───── STORED RECORDS

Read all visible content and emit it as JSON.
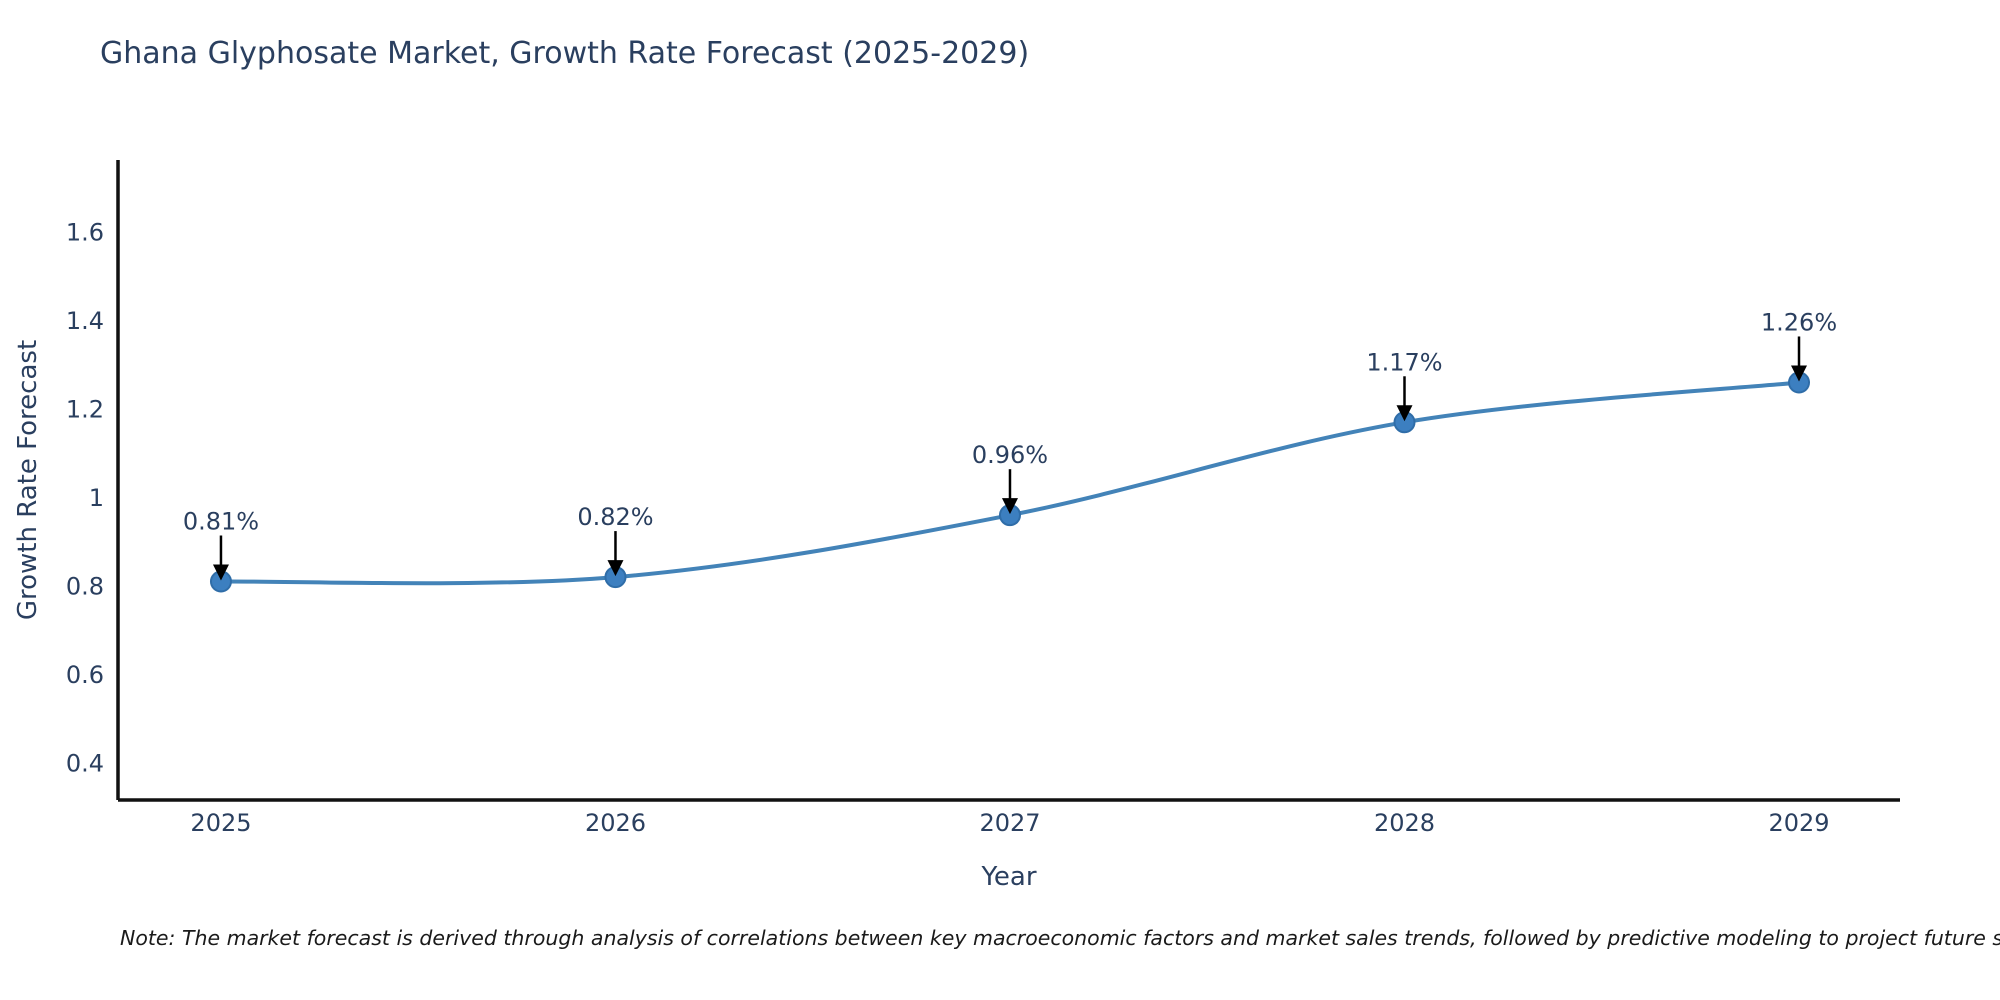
{
  "title": "Ghana Glyphosate Market, Growth Rate Forecast (2025-2029)",
  "note": "Note: The market forecast is derived through analysis of correlations between key macroeconomic factors and market sales trends, followed by predictive modeling to project future sales",
  "chart_data": {
    "type": "line",
    "title": "Ghana Glyphosate Market, Growth Rate Forecast (2025-2029)",
    "xlabel": "Year",
    "ylabel": "Growth Rate Forecast",
    "x": [
      2025,
      2026,
      2027,
      2028,
      2029
    ],
    "series": [
      {
        "name": "Growth Rate Forecast",
        "values": [
          0.81,
          0.82,
          0.96,
          1.17,
          1.26
        ]
      }
    ],
    "point_labels": [
      "0.81%",
      "0.82%",
      "0.96%",
      "1.17%",
      "1.26%"
    ],
    "x_tick_labels": [
      "2025",
      "2026",
      "2027",
      "2028",
      "2029"
    ],
    "y_tick_values": [
      0.4,
      0.6,
      0.8,
      1,
      1.2,
      1.4,
      1.6
    ],
    "y_tick_labels": [
      "0.4",
      "0.6",
      "0.8",
      "1",
      "1.2",
      "1.4",
      "1.6"
    ],
    "xlim": [
      2024.739,
      2029.256
    ],
    "ylim": [
      0.316,
      1.763
    ],
    "grid": false,
    "legend": "none",
    "line_shape": "spline",
    "colors": {
      "line": "#4383b8",
      "marker": "#3c7fc0",
      "marker_edge": "#2f6da8",
      "axis": "#111111",
      "text": "#2a3f5f",
      "annotation_arrow": "#000000"
    }
  }
}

──────────

Pull every line containing "Glyphosate" out of the records.

  "title": "Ghana Glyphosate Market, Growth Rate Forecast (2025-2029)",
    "title": "Ghana Glyphosate Market, Growth Rate Forecast (2025-2029)",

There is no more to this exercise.